**What needs to be done**
Reproduce the records below word for word, omitting the pictures from your answer.

**Raw records**
- - -
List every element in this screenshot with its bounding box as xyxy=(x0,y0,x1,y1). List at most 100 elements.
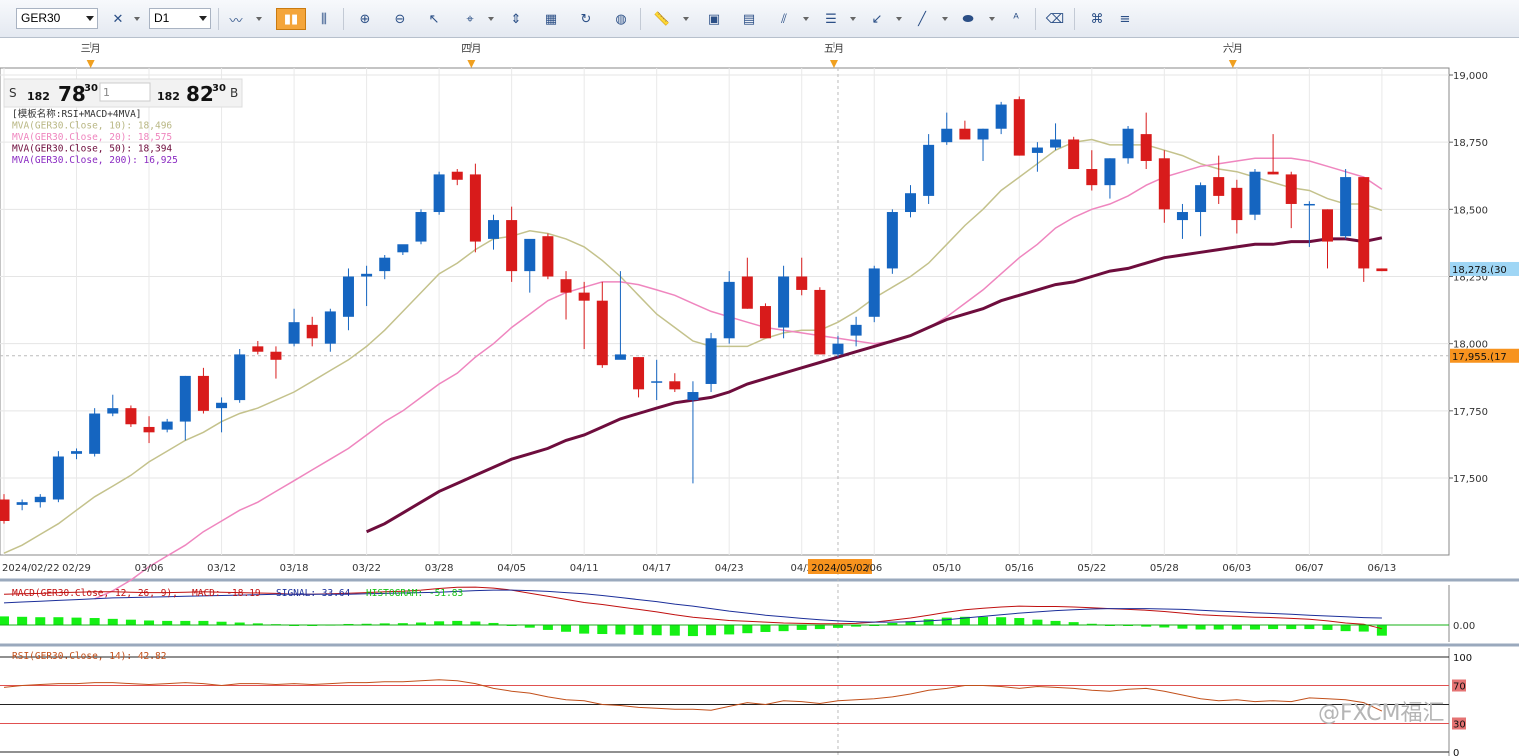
candle-body xyxy=(234,354,246,401)
buy-sup: 30 xyxy=(212,83,226,94)
macd-histogram-bar xyxy=(0,616,9,625)
chevron-down-icon[interactable] xyxy=(896,17,902,21)
chevron-down-icon[interactable] xyxy=(256,17,262,21)
line-chart-icon[interactable]: 〰 xyxy=(229,13,243,29)
candle-body xyxy=(107,408,119,414)
globe-icon[interactable]: ◍ xyxy=(615,11,627,27)
chevron-down-icon[interactable] xyxy=(134,17,140,21)
template-icon[interactable]: ▤ xyxy=(742,11,756,27)
ruler-icon[interactable]: 📏 xyxy=(653,11,671,27)
macd-series-line xyxy=(3,589,1382,623)
chevron-down-icon[interactable] xyxy=(989,17,995,21)
zoom-out-icon[interactable]: ⊖ xyxy=(394,11,406,27)
chart-area[interactable]: 三月 四月 五月 六月 19,00018,75018,50018,25018,0001… xyxy=(0,38,1519,756)
rsi-tick-label: 70 xyxy=(1453,682,1466,693)
candle-body xyxy=(1303,203,1315,206)
bar-icon[interactable]: ⫼ xyxy=(321,11,327,27)
refresh-icon[interactable]: ↻ xyxy=(580,11,592,27)
macd-tick-label: 0.00 xyxy=(1453,621,1475,632)
price-tick-label: 18,500 xyxy=(1453,205,1488,216)
macd-histogram-bar xyxy=(1086,623,1097,625)
candle-body xyxy=(16,502,28,505)
candle-body xyxy=(397,244,409,253)
candle-body xyxy=(342,276,354,317)
macd-histogram-bar xyxy=(198,620,209,625)
chevron-down-icon[interactable] xyxy=(942,17,948,21)
legend-entry: MVA(GER30.Close, 20): 18,575 xyxy=(12,132,172,143)
fib-icon[interactable]: ⫽ xyxy=(781,11,787,27)
timeframe-select[interactable]: D1 xyxy=(149,8,211,29)
picture-icon[interactable]: ▣ xyxy=(707,11,721,27)
macd-histogram-bar xyxy=(1322,625,1333,630)
date-label: /06 xyxy=(866,563,882,574)
candle-body xyxy=(778,276,790,328)
chevron-down-icon[interactable] xyxy=(803,17,809,21)
buy-big[interactable]: 82 xyxy=(186,82,214,106)
macd-histogram-bar xyxy=(488,622,499,625)
date-label: 03/28 xyxy=(425,563,454,574)
calendar-icon[interactable]: ▦ xyxy=(544,11,558,27)
candle-body xyxy=(977,128,989,140)
date-label: 05/16 xyxy=(1005,563,1034,574)
chevron-down-icon[interactable] xyxy=(683,17,689,21)
legend-entry: MVA(GER30.Close, 50): 18,394 xyxy=(12,144,172,155)
date-cursor-badge xyxy=(807,559,872,574)
candle-body xyxy=(71,451,83,454)
arrow-icon[interactable]: ↙ xyxy=(871,11,883,27)
tree-icon[interactable]: ⌘ xyxy=(1090,11,1104,27)
chevron-down-icon[interactable] xyxy=(850,17,856,21)
symbol-select[interactable]: GER30 xyxy=(16,8,98,29)
more-icon[interactable]: ≡ xyxy=(1119,11,1131,27)
sell-big[interactable]: 78 xyxy=(58,82,86,106)
candle-body xyxy=(1031,147,1043,153)
macd-histogram-bar xyxy=(669,625,680,636)
candle-body xyxy=(941,128,953,143)
legend-entry: [模板名称:RSI+MACD+4MVA] xyxy=(12,108,142,120)
sell-prefix: 182 xyxy=(27,90,50,103)
pen-icon[interactable]: ╱ xyxy=(918,11,926,27)
candle-body xyxy=(796,276,808,290)
text-icon[interactable]: ᴬ xyxy=(1013,11,1019,27)
macd-histogram-bar xyxy=(1340,625,1351,632)
macd-histogram-bar xyxy=(452,620,463,625)
symbol-remove-icon[interactable]: ✕ xyxy=(112,11,124,27)
candle-body xyxy=(814,289,826,355)
candle-body xyxy=(1068,139,1080,170)
fit-icon[interactable]: ⇕ xyxy=(510,11,522,27)
candle-icon[interactable]: ▮▮ xyxy=(276,8,306,30)
crosshair-icon[interactable]: ⌖ xyxy=(466,11,474,27)
month-label: 六月 xyxy=(1223,43,1243,55)
lines-icon[interactable]: ☰ xyxy=(825,11,837,27)
toolbar-separator xyxy=(1035,8,1036,30)
month-label: 四月 xyxy=(461,43,481,55)
timeframe-value: D1 xyxy=(154,11,170,25)
candle-body xyxy=(1231,187,1243,221)
ma-line xyxy=(3,138,1383,554)
candle-body xyxy=(886,212,898,269)
candle-body xyxy=(488,220,500,239)
price-tick-label: 19,000 xyxy=(1453,71,1488,82)
rsi-level-badge xyxy=(1452,679,1466,692)
candle-body xyxy=(669,381,681,390)
candle-body xyxy=(850,324,862,336)
month-marker-icon xyxy=(1228,60,1237,68)
macd-histogram-bar xyxy=(1195,625,1206,630)
macd-histogram-bar xyxy=(796,625,807,630)
quote-box[interactable]: S 182 78 30 1 182 82 30 B xyxy=(3,78,243,108)
date-label: 06/13 xyxy=(1367,563,1396,574)
cursor-icon[interactable]: ↖ xyxy=(428,11,440,27)
macd-histogram-bar xyxy=(125,619,136,625)
candle-body xyxy=(324,311,336,344)
eraser-icon[interactable]: ⌫ xyxy=(1045,11,1065,27)
zoom-in-icon[interactable]: ⊕ xyxy=(359,11,371,27)
chevron-down-icon[interactable] xyxy=(488,17,494,21)
candle-body xyxy=(633,357,645,390)
price-tick-label: 18,750 xyxy=(1453,138,1488,149)
price-axis: 19,000 18,750 18,500 18,250 18,000 17,750 17,5… xyxy=(1449,71,1519,485)
chevron-down-icon xyxy=(86,16,94,21)
toolbar-separator xyxy=(218,8,219,30)
ellipse-icon[interactable]: ⬬ xyxy=(962,11,974,27)
amount-input[interactable] xyxy=(99,82,151,102)
date-label: 06/03 xyxy=(1222,563,1251,574)
rsi-label: RSI(GER30.Close, 14): 42.82 xyxy=(12,651,166,662)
- - -
**Answer to the problem**
List every element in this screenshot with its bounding box as xyxy=(x0,y0,x1,y1). List at most 100 elements.
candle-body xyxy=(234,354,246,401)
buy-sup: 30 xyxy=(212,83,226,94)
macd-histogram-bar xyxy=(0,616,9,625)
chevron-down-icon[interactable] xyxy=(896,17,902,21)
chevron-down-icon[interactable] xyxy=(256,17,262,21)
line-chart-icon[interactable]: 〰 xyxy=(229,13,243,29)
candle-body xyxy=(107,408,119,414)
globe-icon[interactable]: ◍ xyxy=(615,11,627,27)
chevron-down-icon[interactable] xyxy=(134,17,140,21)
template-icon[interactable]: ▤ xyxy=(742,11,756,27)
ruler-icon[interactable]: 📏 xyxy=(653,11,671,27)
macd-series-line xyxy=(3,589,1382,623)
chevron-down-icon[interactable] xyxy=(989,17,995,21)
zoom-out-icon[interactable]: ⊖ xyxy=(394,11,406,27)
chart-area[interactable]: 三月 四月 五月 六月 19,00018,75018,50018,25018,0001… xyxy=(0,38,1519,756)
rsi-tick-label: 70 xyxy=(1453,682,1466,693)
candle-body xyxy=(1303,203,1315,206)
bar-icon[interactable]: ⫼ xyxy=(321,11,327,27)
refresh-icon[interactable]: ↻ xyxy=(580,11,592,27)
macd-tick-label: 0.00 xyxy=(1453,621,1475,632)
price-tick-label: 18,500 xyxy=(1453,205,1488,216)
macd-histogram-bar xyxy=(1086,623,1097,625)
candle-body xyxy=(16,502,28,505)
candle-body xyxy=(397,244,409,253)
candle-body xyxy=(342,276,354,317)
macd-histogram-bar xyxy=(198,620,209,625)
chevron-down-icon[interactable] xyxy=(942,17,948,21)
legend-entry: MVA(GER30.Close, 20): 18,575 xyxy=(12,132,172,143)
fib-icon[interactable]: ⫽ xyxy=(781,11,787,27)
timeframe-select[interactable]: D1 xyxy=(149,8,211,29)
picture-icon[interactable]: ▣ xyxy=(707,11,721,27)
macd-histogram-bar xyxy=(1322,625,1333,630)
date-label: /06 xyxy=(866,563,882,574)
candle-body xyxy=(778,276,790,328)
chevron-down-icon[interactable] xyxy=(803,17,809,21)
buy-big[interactable]: 82 xyxy=(186,82,214,106)
macd-histogram-bar xyxy=(488,622,499,625)
date-label: 03/28 xyxy=(425,563,454,574)
calendar-icon[interactable]: ▦ xyxy=(544,11,558,27)
candle-body xyxy=(977,128,989,140)
date-label: 05/16 xyxy=(1005,563,1034,574)
chevron-down-icon[interactable] xyxy=(683,17,689,21)
legend-entry: MVA(GER30.Close, 50): 18,394 xyxy=(12,144,172,155)
date-cursor-badge xyxy=(807,559,872,574)
candle-body xyxy=(71,451,83,454)
arrow-icon[interactable]: ↙ xyxy=(871,11,883,27)
tree-icon[interactable]: ⌘ xyxy=(1090,11,1104,27)
chevron-down-icon[interactable] xyxy=(850,17,856,21)
symbol-select[interactable]: GER30 xyxy=(16,8,98,29)
more-icon[interactable]: ≡ xyxy=(1119,11,1131,27)
sell-big[interactable]: 78 xyxy=(58,82,86,106)
candle-body xyxy=(1031,147,1043,153)
macd-histogram-bar xyxy=(669,625,680,636)
candle-body xyxy=(941,128,953,143)
legend-entry: [模板名称:RSI+MACD+4MVA] xyxy=(12,108,142,120)
sell-prefix: 182 xyxy=(27,90,50,103)
pen-icon[interactable]: ╱ xyxy=(918,11,926,27)
candle-body xyxy=(796,276,808,290)
text-icon[interactable]: ᴬ xyxy=(1013,11,1019,27)
macd-histogram-bar xyxy=(1340,625,1351,632)
macd-histogram-bar xyxy=(452,620,463,625)
symbol-remove-icon[interactable]: ✕ xyxy=(112,11,124,27)
candle-body xyxy=(814,289,826,355)
candle-body xyxy=(1068,139,1080,170)
fit-icon[interactable]: ⇕ xyxy=(510,11,522,27)
candle-icon[interactable]: ▮▮ xyxy=(276,8,306,30)
crosshair-icon[interactable]: ⌖ xyxy=(466,11,474,27)
month-label: 六月 xyxy=(1223,43,1243,55)
lines-icon[interactable]: ☰ xyxy=(825,11,837,27)
toolbar-separator xyxy=(1035,8,1036,30)
month-label: 四月 xyxy=(461,43,481,55)
timeframe-value: D1 xyxy=(154,11,170,25)
candle-body xyxy=(1231,187,1243,221)
ma-line xyxy=(3,138,1383,554)
candle-body xyxy=(886,212,898,269)
candle-body xyxy=(488,220,500,239)
price-tick-label: 19,000 xyxy=(1453,71,1488,82)
rsi-level-badge xyxy=(1452,679,1466,692)
candle-body xyxy=(669,381,681,390)
candle-body xyxy=(850,324,862,336)
month-marker-icon xyxy=(1228,60,1237,68)
macd-histogram-bar xyxy=(1195,625,1206,630)
macd-histogram-bar xyxy=(796,625,807,630)
quote-box[interactable]: S 182 78 30 1 182 82 30 B xyxy=(3,78,243,108)
date-label: 06/13 xyxy=(1367,563,1396,574)
cursor-icon[interactable]: ↖ xyxy=(428,11,440,27)
macd-histogram-bar xyxy=(125,619,136,625)
candle-body xyxy=(324,311,336,344)
eraser-icon[interactable]: ⌫ xyxy=(1045,11,1065,27)
zoom-in-icon[interactable]: ⊕ xyxy=(359,11,371,27)
chevron-down-icon[interactable] xyxy=(488,17,494,21)
candle-body xyxy=(633,357,645,390)
price-tick-label: 18,750 xyxy=(1453,138,1488,149)
price-axis: 19,000 18,750 18,500 18,250 18,000 17,750 17,5… xyxy=(1449,71,1519,485)
chevron-down-icon xyxy=(86,16,94,21)
toolbar-separator xyxy=(218,8,219,30)
ellipse-icon[interactable]: ⬬ xyxy=(962,11,974,27)
amount-input[interactable] xyxy=(99,82,151,102)
date-label: 06/03 xyxy=(1222,563,1251,574)
rsi-label: RSI(GER30.Close, 14): 42.82 xyxy=(12,651,166,662)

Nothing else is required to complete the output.